DIRECTIONS FOR THIS TASK:
Each entry below is to be duplicated verbatim.

====== SOURCE RECORDS

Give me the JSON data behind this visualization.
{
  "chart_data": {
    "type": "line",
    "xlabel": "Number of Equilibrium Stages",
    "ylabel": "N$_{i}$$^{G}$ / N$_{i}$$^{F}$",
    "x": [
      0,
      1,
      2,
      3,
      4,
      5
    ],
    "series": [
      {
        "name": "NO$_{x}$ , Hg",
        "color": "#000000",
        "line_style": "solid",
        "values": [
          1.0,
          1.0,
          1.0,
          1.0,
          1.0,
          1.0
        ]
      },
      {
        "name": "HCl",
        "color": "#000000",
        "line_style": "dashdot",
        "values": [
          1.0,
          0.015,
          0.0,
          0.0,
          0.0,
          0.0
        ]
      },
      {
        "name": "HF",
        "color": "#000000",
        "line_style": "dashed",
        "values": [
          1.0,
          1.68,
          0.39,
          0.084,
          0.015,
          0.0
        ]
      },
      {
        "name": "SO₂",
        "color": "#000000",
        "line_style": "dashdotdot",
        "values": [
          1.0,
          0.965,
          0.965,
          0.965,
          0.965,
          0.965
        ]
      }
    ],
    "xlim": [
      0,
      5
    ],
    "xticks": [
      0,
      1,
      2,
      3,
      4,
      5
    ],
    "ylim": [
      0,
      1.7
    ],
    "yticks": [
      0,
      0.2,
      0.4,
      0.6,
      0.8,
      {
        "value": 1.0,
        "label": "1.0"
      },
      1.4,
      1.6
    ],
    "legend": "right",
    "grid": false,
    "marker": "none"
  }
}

============

REPLY:
Give me the JSON data behind this visualization.
{
  "chart_data": {
    "type": "line",
    "xlabel": "Number of Equilibrium Stages",
    "ylabel": "N$_{i}$$^{G}$ / N$_{i}$$^{F}$",
    "x": [
      0,
      1,
      2,
      3,
      4,
      5
    ],
    "series": [
      {
        "name": "NO$_{x}$ , Hg",
        "color": "#000000",
        "line_style": "solid",
        "values": [
          1.0,
          1.0,
          1.0,
          1.0,
          1.0,
          1.0
        ]
      },
      {
        "name": "HCl",
        "color": "#000000",
        "line_style": "dashdot",
        "values": [
          1.0,
          0.015,
          0.0,
          0.0,
          0.0,
          0.0
        ]
      },
      {
        "name": "HF",
        "color": "#000000",
        "line_style": "dashed",
        "values": [
          1.0,
          1.68,
          0.39,
          0.084,
          0.015,
          0.0
        ]
      },
      {
        "name": "SO₂",
        "color": "#000000",
        "line_style": "dashdotdot",
        "values": [
          1.0,
          0.965,
          0.965,
          0.965,
          0.965,
          0.965
        ]
      }
    ],
    "xlim": [
      0,
      5
    ],
    "xticks": [
      0,
      1,
      2,
      3,
      4,
      5
    ],
    "ylim": [
      0,
      1.7
    ],
    "yticks": [
      0,
      0.2,
      0.4,
      0.6,
      0.8,
      {
        "value": 1.0,
        "label": "1.0"
      },
      1.4,
      1.6
    ],
    "legend": "right",
    "grid": false,
    "marker": "none"
  }
}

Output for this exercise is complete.